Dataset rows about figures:
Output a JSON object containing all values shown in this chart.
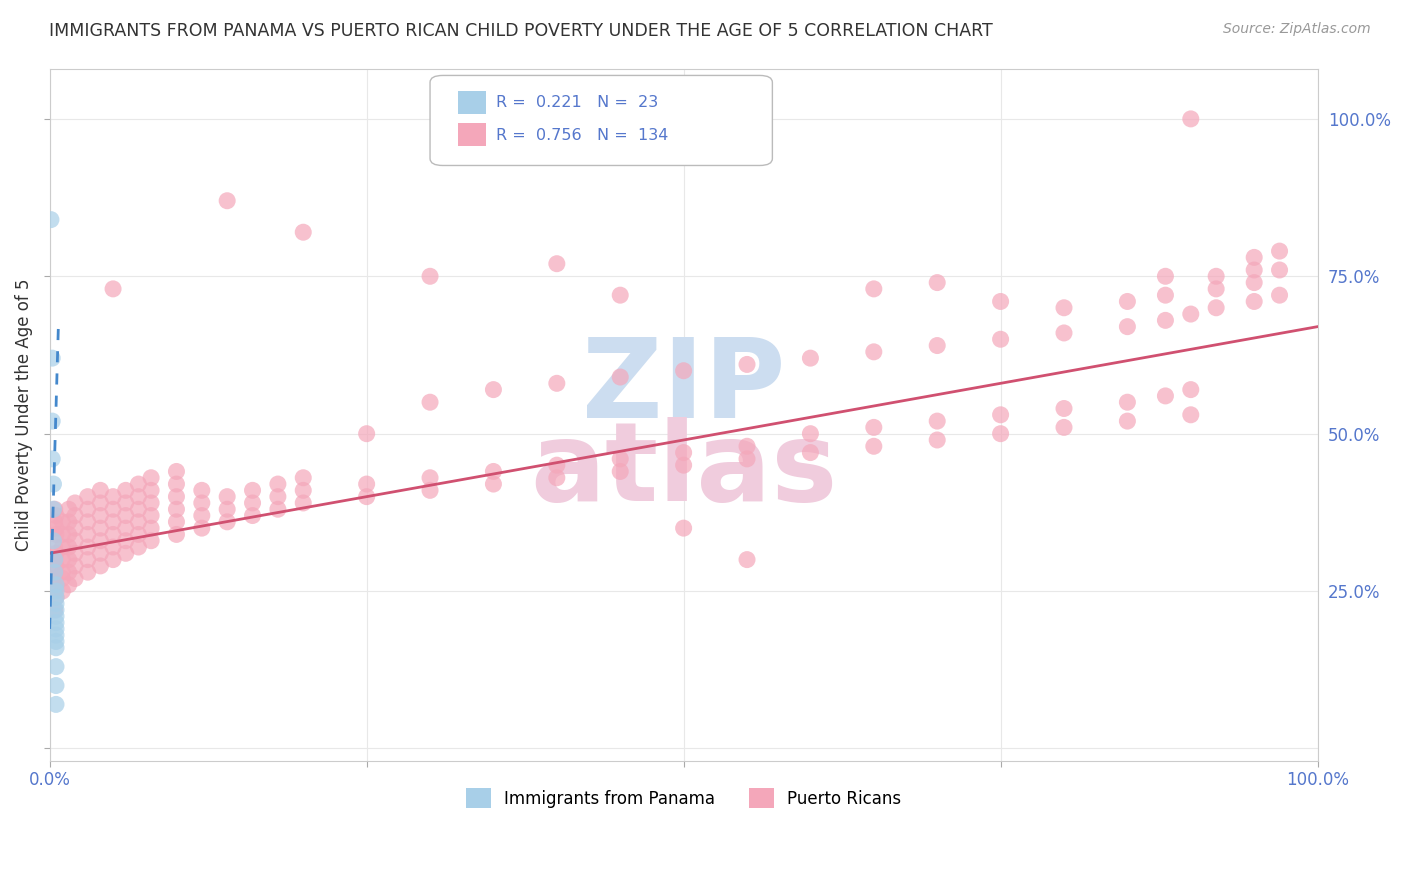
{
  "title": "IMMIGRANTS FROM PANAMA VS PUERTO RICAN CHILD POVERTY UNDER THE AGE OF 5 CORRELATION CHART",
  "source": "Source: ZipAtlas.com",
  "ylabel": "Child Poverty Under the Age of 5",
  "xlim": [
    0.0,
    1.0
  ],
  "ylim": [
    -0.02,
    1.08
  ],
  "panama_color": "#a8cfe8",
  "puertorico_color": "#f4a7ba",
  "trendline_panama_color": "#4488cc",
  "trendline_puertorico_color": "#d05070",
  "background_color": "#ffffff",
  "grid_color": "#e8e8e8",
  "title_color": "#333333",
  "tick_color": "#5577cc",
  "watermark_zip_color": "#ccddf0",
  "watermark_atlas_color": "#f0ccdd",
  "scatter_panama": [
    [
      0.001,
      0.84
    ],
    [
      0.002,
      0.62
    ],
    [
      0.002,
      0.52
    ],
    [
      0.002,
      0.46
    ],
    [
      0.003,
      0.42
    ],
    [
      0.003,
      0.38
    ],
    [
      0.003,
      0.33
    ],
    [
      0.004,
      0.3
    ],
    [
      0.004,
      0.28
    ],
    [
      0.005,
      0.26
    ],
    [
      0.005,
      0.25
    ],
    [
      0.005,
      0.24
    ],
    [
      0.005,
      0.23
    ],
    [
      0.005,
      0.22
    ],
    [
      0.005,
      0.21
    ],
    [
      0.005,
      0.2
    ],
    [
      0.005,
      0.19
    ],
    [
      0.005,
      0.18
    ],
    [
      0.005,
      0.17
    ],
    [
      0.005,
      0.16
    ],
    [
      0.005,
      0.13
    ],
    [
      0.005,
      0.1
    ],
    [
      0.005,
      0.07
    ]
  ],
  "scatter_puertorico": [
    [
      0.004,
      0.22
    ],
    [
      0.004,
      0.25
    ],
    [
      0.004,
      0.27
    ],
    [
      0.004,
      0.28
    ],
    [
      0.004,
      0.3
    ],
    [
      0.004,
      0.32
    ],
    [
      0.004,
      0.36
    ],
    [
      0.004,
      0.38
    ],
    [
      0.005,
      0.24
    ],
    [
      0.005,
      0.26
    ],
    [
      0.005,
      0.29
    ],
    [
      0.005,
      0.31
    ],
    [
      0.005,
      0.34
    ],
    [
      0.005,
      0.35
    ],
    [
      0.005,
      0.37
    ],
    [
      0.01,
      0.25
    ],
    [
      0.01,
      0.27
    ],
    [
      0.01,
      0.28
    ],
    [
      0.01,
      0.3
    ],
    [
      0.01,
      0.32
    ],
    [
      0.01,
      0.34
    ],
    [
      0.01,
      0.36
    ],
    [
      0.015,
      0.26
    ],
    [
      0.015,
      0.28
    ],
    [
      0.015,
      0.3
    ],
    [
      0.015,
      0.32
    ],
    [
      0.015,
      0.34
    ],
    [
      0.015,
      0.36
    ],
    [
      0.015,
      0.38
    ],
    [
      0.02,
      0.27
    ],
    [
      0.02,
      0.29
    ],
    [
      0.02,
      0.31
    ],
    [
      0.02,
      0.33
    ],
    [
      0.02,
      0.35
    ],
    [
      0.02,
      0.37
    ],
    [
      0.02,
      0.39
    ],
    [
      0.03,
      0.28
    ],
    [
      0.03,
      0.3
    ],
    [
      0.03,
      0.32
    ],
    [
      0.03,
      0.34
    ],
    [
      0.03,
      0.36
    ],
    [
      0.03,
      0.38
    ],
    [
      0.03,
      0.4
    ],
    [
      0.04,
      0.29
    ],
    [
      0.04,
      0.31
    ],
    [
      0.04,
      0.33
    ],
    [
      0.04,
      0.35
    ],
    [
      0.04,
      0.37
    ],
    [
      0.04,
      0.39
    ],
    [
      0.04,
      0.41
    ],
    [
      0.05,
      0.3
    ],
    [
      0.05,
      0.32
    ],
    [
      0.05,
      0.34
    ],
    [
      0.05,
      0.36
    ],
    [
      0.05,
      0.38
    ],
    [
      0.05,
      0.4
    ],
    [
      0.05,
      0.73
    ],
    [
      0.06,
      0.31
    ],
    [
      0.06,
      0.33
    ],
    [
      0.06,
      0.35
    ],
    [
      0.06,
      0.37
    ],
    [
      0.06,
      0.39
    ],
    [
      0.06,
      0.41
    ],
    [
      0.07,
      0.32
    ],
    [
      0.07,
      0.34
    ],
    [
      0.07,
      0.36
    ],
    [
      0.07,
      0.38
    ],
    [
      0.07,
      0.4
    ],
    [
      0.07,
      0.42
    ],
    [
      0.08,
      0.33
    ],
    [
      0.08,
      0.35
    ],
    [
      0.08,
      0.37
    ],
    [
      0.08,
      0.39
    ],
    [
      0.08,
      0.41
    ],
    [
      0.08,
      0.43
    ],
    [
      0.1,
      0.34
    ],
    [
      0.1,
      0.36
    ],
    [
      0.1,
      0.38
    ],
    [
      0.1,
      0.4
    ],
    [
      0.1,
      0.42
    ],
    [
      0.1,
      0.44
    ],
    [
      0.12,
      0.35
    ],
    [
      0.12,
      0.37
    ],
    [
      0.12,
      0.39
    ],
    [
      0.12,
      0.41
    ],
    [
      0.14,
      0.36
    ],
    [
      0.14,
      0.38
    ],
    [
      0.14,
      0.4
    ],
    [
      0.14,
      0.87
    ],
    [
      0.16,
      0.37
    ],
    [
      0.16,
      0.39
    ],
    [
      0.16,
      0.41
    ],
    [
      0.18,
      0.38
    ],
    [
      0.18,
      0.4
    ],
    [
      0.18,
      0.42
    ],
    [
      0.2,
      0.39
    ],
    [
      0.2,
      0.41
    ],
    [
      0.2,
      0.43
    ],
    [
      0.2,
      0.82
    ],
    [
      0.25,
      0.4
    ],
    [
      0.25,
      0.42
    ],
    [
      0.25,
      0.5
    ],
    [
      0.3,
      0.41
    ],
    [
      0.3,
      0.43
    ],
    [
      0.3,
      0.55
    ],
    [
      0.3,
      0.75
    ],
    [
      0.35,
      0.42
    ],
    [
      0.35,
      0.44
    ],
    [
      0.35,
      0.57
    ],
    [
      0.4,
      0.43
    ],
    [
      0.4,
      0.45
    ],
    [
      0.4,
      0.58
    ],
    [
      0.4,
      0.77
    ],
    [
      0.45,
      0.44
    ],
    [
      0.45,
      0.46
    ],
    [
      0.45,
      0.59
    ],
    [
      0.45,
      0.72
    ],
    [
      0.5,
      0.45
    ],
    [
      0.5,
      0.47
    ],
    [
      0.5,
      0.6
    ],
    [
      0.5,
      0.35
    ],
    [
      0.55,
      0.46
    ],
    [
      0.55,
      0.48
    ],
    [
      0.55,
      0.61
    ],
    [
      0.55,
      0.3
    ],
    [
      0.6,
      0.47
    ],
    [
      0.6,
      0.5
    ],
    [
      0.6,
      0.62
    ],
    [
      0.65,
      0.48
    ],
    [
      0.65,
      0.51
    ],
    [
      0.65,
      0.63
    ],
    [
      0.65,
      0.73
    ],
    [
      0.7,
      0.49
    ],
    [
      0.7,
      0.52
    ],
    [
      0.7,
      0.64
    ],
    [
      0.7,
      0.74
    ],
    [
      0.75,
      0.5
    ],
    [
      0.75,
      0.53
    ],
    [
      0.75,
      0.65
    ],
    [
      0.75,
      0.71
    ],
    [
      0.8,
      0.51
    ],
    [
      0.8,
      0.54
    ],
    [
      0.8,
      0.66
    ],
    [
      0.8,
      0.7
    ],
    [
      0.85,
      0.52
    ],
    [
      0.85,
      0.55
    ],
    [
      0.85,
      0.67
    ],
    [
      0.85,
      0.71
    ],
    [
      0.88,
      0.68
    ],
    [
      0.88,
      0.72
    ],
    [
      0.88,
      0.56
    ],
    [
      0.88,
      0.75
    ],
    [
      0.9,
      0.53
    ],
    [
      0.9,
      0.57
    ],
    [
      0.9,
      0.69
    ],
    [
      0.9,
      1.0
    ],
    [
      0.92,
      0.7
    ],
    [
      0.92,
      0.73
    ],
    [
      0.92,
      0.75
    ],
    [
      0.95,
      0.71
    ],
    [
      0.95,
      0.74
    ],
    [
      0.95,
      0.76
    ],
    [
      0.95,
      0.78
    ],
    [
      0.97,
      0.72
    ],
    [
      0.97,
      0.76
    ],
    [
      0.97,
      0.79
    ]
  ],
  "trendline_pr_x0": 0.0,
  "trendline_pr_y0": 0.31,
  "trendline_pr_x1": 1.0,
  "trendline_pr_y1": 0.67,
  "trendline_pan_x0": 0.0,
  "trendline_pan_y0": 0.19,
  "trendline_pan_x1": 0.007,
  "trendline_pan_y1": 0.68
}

* * *

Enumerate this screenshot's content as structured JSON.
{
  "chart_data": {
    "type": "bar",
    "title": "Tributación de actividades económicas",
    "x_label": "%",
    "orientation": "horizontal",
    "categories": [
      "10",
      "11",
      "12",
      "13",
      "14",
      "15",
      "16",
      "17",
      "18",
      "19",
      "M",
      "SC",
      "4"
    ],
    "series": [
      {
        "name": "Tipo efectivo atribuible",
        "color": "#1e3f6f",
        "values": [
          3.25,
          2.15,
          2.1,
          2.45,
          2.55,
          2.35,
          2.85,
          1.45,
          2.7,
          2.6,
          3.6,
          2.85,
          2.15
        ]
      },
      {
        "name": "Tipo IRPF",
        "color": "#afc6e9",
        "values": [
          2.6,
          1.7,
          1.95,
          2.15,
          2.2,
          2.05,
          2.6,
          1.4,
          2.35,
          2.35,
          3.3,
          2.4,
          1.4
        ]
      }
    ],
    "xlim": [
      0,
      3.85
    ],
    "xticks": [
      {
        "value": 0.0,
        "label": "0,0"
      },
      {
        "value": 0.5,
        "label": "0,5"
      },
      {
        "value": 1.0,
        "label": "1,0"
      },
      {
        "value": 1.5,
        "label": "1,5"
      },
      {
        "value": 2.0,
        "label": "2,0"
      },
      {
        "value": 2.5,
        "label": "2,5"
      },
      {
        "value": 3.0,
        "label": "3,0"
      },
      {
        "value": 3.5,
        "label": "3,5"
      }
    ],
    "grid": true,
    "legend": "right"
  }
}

Exercise requirements
Copy each line in the data that holds the word "name".

Exercise output
        "name": "Tipo efectivo atribuible",
        "name": "Tipo IRPF",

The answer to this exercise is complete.